Problem statement
Copy each record exactly as it reads, leaving out any pictures it holds.

Material for the task
******************************
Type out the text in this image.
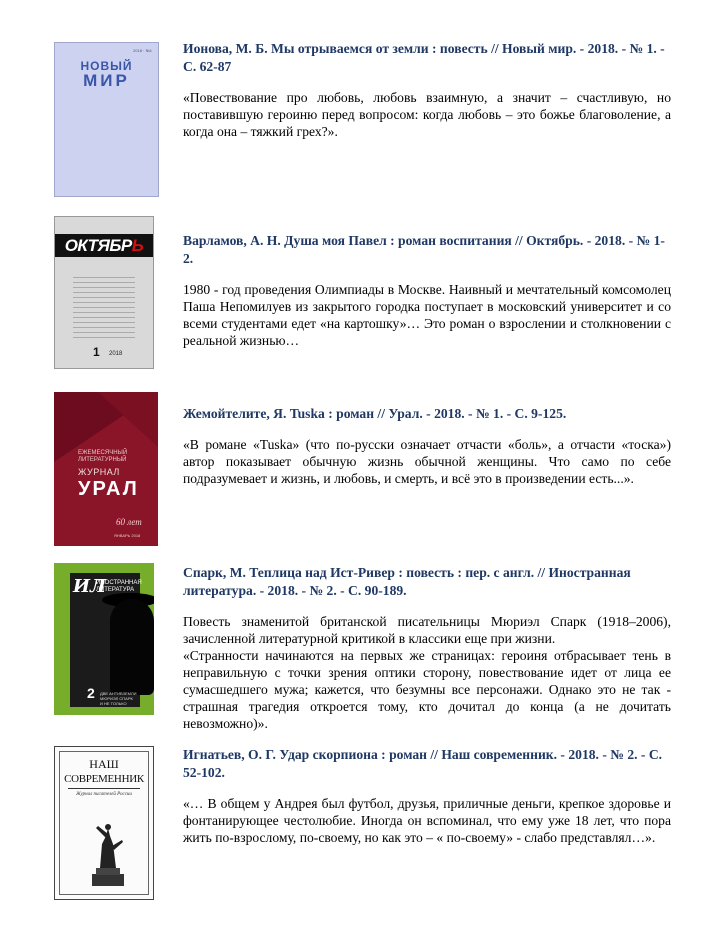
2018 · №1
НОВЫЙ
МИР

Ионова, М. Б. Мы отрываемся от земли : повесть // Новый мир. - 2018. - № 1. - С. 62-87

«Повествование про любовь, любовь взаимную, а значит – счастливую, но поставившую героиню перед вопросом: когда любовь – это божье благоволение, а когда она – тяжкий грех?».

ОКТЯБРЬ
1 2018

Варламов, А. Н. Душа моя Павел : роман воспитания // Октябрь. - 2018. - № 1-2.

1980 - год проведения Олимпиады в Москве. Наивный и мечтательный комсомолец Паша Непомилуев из закрытого городка поступает в московский университет и со всеми студентами едет «на картошку»… Это роман о взрослении и столкновении с реальной жизнью…

ЕЖЕМЕСЯЧНЫЙ
ЛИТЕРАТУРНЫЙ
ЖУРНАЛ
УРАЛ
60 лет
ЯНВАРЬ 2018

Жемойтелите, Я. Tuska : роман // Урал. - 2018. - № 1. - С. 9-125.

«В романе «Tuska» (что по-русски означает отчасти «боль», а отчасти «тоска») автор показывает обычную жизнь обычной женщины. Что само по себе подразумевает и жизнь, и любовь, и смерть, и всё это в произведении есть...».

ИЛ
ИНОСТРАННАЯ
ЛИТЕРАТУРА
2 ДВЕ АНТИВЗЕМЛИ
МЮРИЭЛ СПАРК
И НЕ ТОЛЬКО

Спарк, М. Теплица над Ист-Ривер : повесть : пер. с англ. // Иностранная литература. - 2018. - № 2. - С. 90-189.

Повесть знаменитой британской писательницы Мюриэл Спарк (1918–2006), зачисленной литературной критикой в классики еще при жизни.

«Странности начинаются на первых же страницах: героиня отбрасывает тень в неправильную с точки зрения оптики сторону, повествование идет от лица ее сумасшедшего мужа; кажется, что безумны все персонажи. Однако это не так - страшная трагедия откроется тому, кто дочитал до конца (а не дочитать невозможно)».

НАШ
СОВРЕМЕННИК
Журнал писателей России

Игнатьев, О. Г. Удар скорпиона : роман // Наш современник. - 2018. - № 2. - С. 52-102.

«… В общем у Андрея был футбол, друзья, приличные деньги, крепкое здоровье и фонтанирующее честолюбие. Иногда он вспоминал, что ему уже 18 лет, что пора жить по-взрослому, по-своему, но как это – « по-своему» - слабо представлял…».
******************************
Task solution
Type out the text in this image.
2018 · №1
НОВЫЙ
МИР

Ионова, М. Б. Мы отрываемся от земли : повесть // Новый мир. - 2018. - № 1. - С. 62-87

«Повествование про любовь, любовь взаимную, а значит – счастливую, но поставившую героиню перед вопросом: когда любовь – это божье благоволение, а когда она – тяжкий грех?».

ОКТЯБРЬ
1 2018

Варламов, А. Н. Душа моя Павел : роман воспитания // Октябрь. - 2018. - № 1-2.

1980 - год проведения Олимпиады в Москве. Наивный и мечтательный комсомолец Паша Непомилуев из закрытого городка поступает в московский университет и со всеми студентами едет «на картошку»… Это роман о взрослении и столкновении с реальной жизнью…

ЕЖЕМЕСЯЧНЫЙ
ЛИТЕРАТУРНЫЙ
ЖУРНАЛ
УРАЛ
60 лет
ЯНВАРЬ 2018

Жемойтелите, Я. Tuska : роман // Урал. - 2018. - № 1. - С. 9-125.

«В романе «Tuska» (что по-русски означает отчасти «боль», а отчасти «тоска») автор показывает обычную жизнь обычной женщины. Что само по себе подразумевает и жизнь, и любовь, и смерть, и всё это в произведении есть...».

ИЛ
ИНОСТРАННАЯ
ЛИТЕРАТУРА
2 ДВЕ АНТИВЗЕМЛИ
МЮРИЭЛ СПАРК
И НЕ ТОЛЬКО

Спарк, М. Теплица над Ист-Ривер : повесть : пер. с англ. // Иностранная литература. - 2018. - № 2. - С. 90-189.

Повесть знаменитой британской писательницы Мюриэл Спарк (1918–2006), зачисленной литературной критикой в классики еще при жизни.

«Странности начинаются на первых же страницах: героиня отбрасывает тень в неправильную с точки зрения оптики сторону, повествование идет от лица ее сумасшедшего мужа; кажется, что безумны все персонажи. Однако это не так - страшная трагедия откроется тому, кто дочитал до конца (а не дочитать невозможно)».

НАШ
СОВРЕМЕННИК
Журнал писателей России

Игнатьев, О. Г. Удар скорпиона : роман // Наш современник. - 2018. - № 2. - С. 52-102.

«… В общем у Андрея был футбол, друзья, приличные деньги, крепкое здоровье и фонтанирующее честолюбие. Иногда он вспоминал, что ему уже 18 лет, что пора жить по-взрослому, по-своему, но как это – « по-своему» - слабо представлял…».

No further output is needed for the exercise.